Copy every line that holds "ABOUT".
##### Data lines #####
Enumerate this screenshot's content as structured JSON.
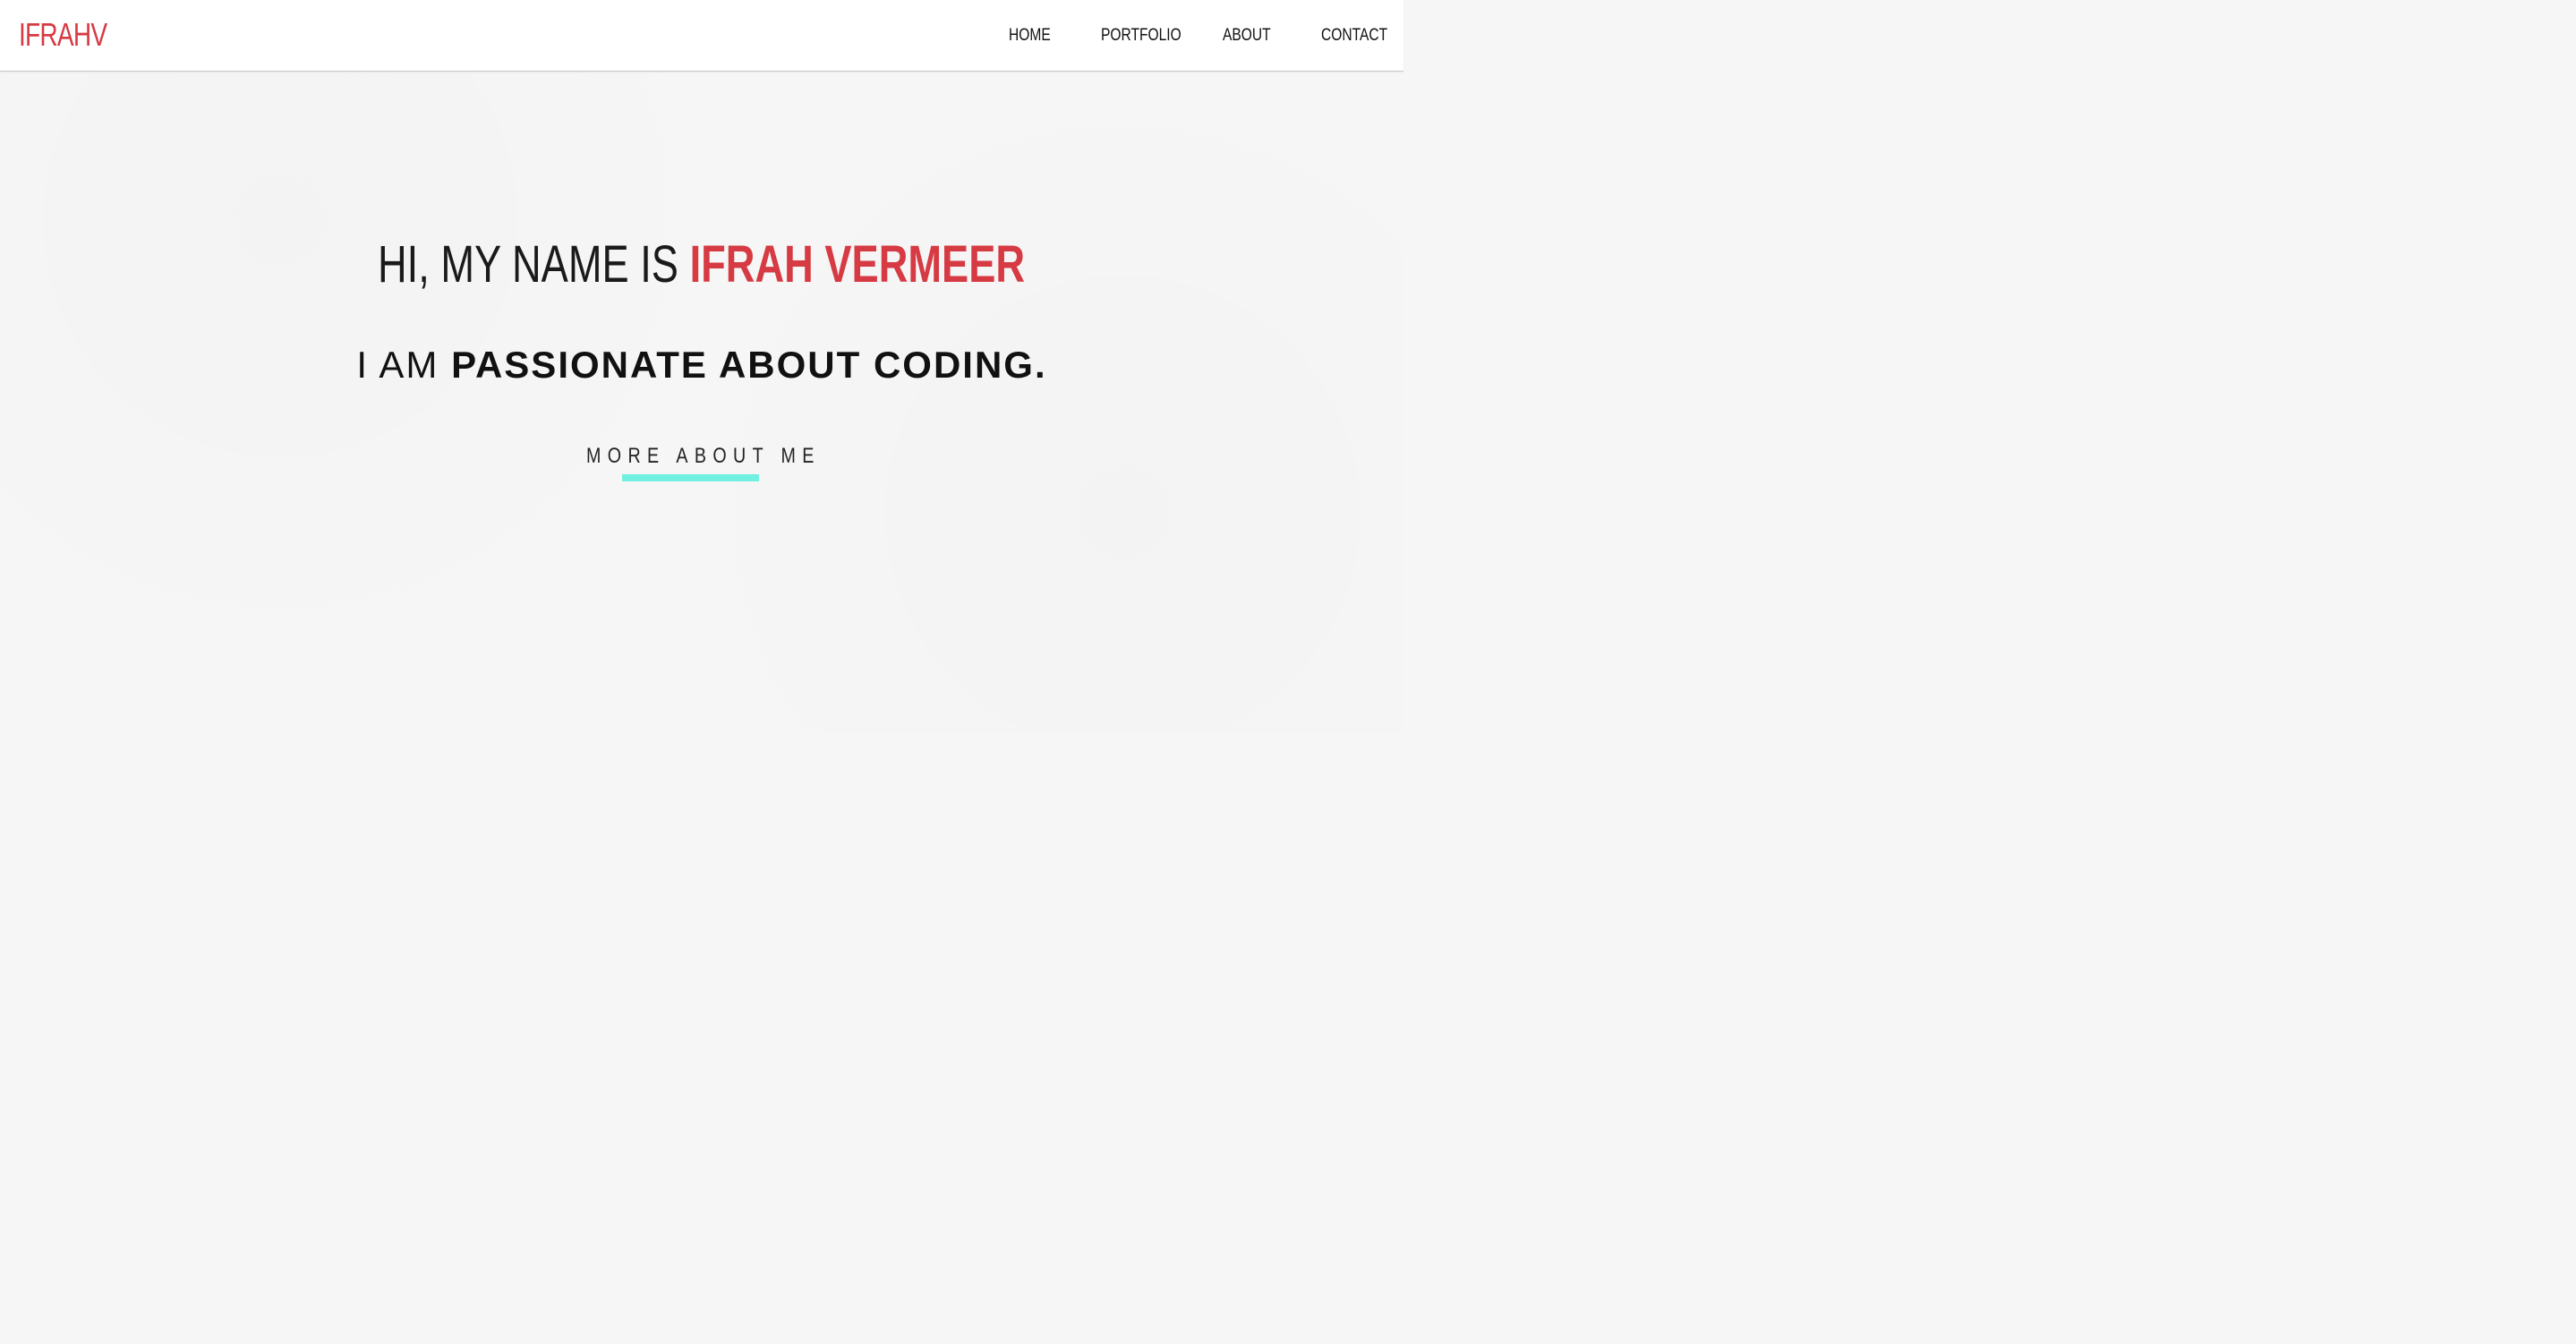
{
  "colors": {
    "accent": "#d63a43",
    "underline": "#6ff0e0",
    "text": "#111111",
    "background": "#f6f6f6",
    "navbar": "#ffffff"
  },
  "header": {
    "logo": "IFRAHV",
    "nav": {
      "home": "HOME",
      "portfolio": "PORTFOLIO",
      "about": "ABOUT",
      "contact": "CONTACT"
    }
  },
  "hero": {
    "greeting": "HI, MY NAME IS ",
    "name": "IFRAH VERMEER",
    "sub_prefix": "I AM ",
    "sub_emphasis": "PASSIONATE ABOUT CODING.",
    "cta_label": "MORE ABOUT ME"
  }
}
#####
Task solution
      "about": "ABOUT",
    "sub_emphasis": "PASSIONATE ABOUT CODING.",
    "cta_label": "MORE ABOUT ME"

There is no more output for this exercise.